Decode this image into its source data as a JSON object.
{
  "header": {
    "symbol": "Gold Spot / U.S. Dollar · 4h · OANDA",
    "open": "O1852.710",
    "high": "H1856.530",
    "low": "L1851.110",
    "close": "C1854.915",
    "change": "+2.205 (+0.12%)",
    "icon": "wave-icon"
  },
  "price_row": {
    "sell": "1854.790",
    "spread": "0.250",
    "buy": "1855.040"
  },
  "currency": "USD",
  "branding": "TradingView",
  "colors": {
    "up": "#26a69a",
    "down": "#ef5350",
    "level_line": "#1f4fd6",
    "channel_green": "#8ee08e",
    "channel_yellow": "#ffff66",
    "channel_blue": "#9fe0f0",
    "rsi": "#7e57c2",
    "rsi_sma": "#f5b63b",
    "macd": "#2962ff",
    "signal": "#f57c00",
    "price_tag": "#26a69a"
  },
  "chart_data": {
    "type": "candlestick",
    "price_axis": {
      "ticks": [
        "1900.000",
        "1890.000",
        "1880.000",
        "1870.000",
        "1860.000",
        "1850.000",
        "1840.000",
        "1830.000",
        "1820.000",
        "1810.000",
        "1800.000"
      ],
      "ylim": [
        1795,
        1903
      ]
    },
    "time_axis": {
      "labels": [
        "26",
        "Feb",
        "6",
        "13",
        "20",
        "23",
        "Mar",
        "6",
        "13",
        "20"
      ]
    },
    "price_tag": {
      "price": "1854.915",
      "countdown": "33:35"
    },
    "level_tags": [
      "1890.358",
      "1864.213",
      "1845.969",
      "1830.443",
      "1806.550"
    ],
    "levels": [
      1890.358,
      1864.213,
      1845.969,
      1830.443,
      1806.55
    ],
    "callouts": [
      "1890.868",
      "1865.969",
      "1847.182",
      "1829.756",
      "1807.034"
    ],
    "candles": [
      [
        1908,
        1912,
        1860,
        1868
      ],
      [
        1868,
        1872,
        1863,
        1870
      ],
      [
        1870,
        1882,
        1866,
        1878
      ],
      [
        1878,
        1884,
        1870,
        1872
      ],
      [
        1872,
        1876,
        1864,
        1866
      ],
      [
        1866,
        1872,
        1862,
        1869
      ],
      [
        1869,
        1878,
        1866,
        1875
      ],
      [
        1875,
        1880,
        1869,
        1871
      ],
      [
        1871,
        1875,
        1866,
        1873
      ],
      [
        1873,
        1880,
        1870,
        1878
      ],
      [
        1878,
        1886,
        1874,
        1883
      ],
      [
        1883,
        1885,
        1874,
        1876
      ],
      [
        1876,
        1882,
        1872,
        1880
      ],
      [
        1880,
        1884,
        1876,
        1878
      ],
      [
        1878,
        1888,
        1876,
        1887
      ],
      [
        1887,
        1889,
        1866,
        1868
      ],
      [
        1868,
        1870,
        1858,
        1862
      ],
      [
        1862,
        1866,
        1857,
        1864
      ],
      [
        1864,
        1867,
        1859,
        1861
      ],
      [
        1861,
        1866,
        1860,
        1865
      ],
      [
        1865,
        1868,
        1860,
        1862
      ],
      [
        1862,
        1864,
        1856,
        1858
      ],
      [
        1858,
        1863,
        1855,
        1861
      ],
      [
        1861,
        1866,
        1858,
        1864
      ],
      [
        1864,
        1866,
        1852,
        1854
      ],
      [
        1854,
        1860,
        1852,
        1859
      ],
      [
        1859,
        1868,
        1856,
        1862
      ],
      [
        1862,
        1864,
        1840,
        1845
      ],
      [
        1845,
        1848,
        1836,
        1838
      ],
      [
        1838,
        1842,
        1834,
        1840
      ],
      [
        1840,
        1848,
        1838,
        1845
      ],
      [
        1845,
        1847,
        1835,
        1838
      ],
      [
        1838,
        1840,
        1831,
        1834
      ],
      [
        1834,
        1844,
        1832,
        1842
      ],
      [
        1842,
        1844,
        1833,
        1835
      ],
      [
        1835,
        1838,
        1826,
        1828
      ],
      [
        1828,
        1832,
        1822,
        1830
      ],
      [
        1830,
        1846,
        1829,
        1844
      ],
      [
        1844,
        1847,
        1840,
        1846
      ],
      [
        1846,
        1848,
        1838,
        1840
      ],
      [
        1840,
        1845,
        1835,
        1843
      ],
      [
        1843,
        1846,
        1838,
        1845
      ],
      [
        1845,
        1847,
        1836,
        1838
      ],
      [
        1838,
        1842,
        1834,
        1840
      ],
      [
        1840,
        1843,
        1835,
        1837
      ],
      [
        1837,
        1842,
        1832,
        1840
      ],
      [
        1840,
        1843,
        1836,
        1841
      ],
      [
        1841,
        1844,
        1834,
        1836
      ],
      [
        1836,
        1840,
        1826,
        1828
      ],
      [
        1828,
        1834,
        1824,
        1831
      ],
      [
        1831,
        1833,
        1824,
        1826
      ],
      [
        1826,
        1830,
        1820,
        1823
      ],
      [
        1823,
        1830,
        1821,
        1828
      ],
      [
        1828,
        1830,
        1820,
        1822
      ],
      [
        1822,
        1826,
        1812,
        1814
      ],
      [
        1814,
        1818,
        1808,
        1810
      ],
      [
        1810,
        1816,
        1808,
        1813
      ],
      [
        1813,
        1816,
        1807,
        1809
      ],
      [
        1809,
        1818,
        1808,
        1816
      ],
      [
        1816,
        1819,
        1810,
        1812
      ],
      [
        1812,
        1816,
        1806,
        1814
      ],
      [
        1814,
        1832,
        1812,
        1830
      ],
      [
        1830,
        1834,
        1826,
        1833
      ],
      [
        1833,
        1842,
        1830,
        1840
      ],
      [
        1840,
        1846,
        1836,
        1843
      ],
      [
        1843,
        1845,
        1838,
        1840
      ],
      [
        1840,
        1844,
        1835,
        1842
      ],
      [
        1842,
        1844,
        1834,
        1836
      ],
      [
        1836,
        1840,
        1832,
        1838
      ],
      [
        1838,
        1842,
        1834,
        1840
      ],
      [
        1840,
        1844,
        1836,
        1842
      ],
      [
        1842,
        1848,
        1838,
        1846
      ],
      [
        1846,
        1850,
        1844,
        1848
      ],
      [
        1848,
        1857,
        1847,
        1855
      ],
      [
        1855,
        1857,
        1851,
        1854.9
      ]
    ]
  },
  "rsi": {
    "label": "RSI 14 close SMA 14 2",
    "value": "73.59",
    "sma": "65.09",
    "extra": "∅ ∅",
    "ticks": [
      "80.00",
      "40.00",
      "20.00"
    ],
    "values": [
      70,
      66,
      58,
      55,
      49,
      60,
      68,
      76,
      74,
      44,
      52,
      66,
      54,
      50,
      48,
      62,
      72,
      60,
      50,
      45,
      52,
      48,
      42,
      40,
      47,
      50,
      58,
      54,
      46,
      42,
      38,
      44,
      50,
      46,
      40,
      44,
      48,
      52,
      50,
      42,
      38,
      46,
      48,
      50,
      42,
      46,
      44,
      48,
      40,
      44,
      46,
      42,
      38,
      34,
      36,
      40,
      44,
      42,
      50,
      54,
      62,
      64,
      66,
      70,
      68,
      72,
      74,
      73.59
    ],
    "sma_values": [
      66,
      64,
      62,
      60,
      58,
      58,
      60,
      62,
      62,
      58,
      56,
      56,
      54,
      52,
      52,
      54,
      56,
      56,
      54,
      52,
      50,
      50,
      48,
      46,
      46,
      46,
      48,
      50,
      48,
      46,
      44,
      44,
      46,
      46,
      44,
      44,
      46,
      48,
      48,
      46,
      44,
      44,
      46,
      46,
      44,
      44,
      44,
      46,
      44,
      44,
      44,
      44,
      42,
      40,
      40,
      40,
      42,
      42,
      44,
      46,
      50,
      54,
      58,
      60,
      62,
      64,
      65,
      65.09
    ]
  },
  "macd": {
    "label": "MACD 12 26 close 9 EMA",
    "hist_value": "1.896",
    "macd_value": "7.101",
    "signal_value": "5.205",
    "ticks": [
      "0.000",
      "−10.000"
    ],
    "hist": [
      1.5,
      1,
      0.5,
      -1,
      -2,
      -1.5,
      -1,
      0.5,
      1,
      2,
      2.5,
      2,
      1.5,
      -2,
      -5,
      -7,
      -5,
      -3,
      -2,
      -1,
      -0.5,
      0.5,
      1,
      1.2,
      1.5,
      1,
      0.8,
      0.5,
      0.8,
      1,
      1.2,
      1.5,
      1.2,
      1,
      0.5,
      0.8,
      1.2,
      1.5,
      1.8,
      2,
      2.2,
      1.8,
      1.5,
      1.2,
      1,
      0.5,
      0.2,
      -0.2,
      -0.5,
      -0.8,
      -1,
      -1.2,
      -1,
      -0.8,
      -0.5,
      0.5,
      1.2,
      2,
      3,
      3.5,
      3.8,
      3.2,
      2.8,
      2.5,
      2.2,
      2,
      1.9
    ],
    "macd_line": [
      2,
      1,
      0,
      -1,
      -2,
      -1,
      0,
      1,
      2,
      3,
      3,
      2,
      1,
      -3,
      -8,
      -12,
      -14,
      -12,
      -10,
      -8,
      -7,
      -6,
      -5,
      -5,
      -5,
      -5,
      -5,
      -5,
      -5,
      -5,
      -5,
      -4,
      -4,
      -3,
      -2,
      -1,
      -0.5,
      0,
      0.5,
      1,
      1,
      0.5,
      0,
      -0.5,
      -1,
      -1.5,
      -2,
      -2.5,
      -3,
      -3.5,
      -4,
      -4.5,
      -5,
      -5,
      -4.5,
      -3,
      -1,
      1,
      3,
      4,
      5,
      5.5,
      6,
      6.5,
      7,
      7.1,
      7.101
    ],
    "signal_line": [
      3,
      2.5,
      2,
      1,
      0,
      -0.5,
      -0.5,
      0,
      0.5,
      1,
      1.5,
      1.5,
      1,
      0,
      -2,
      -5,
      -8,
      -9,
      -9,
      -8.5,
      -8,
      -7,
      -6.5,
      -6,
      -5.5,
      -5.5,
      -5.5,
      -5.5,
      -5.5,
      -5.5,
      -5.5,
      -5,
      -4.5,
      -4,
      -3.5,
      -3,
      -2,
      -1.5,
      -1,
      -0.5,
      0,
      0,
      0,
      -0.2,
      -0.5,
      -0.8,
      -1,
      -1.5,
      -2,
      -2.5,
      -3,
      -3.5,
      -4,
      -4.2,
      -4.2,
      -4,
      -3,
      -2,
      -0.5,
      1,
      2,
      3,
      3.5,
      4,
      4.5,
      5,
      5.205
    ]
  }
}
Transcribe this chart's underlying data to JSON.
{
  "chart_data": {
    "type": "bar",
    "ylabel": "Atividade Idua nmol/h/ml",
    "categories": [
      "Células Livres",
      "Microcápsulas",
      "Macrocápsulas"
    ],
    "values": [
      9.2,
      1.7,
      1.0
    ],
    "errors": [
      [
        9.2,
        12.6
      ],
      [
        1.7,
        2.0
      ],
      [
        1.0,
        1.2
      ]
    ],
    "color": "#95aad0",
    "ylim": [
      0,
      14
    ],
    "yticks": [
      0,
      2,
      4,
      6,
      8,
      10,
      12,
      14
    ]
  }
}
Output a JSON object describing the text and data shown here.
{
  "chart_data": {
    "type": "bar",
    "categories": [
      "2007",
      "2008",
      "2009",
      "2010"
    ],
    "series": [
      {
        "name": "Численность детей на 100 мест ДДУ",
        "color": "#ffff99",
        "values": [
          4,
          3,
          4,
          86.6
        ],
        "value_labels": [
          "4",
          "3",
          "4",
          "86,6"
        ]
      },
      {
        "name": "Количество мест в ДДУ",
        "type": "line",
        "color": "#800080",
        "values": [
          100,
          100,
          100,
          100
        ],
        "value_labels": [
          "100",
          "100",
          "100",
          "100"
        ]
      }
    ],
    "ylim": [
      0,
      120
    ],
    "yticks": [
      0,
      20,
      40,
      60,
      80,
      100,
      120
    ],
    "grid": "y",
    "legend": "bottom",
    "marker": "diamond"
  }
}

● ● ● ● ● ● ●

Determine how many lines of the data contain the word "name", and reply with that number only.

2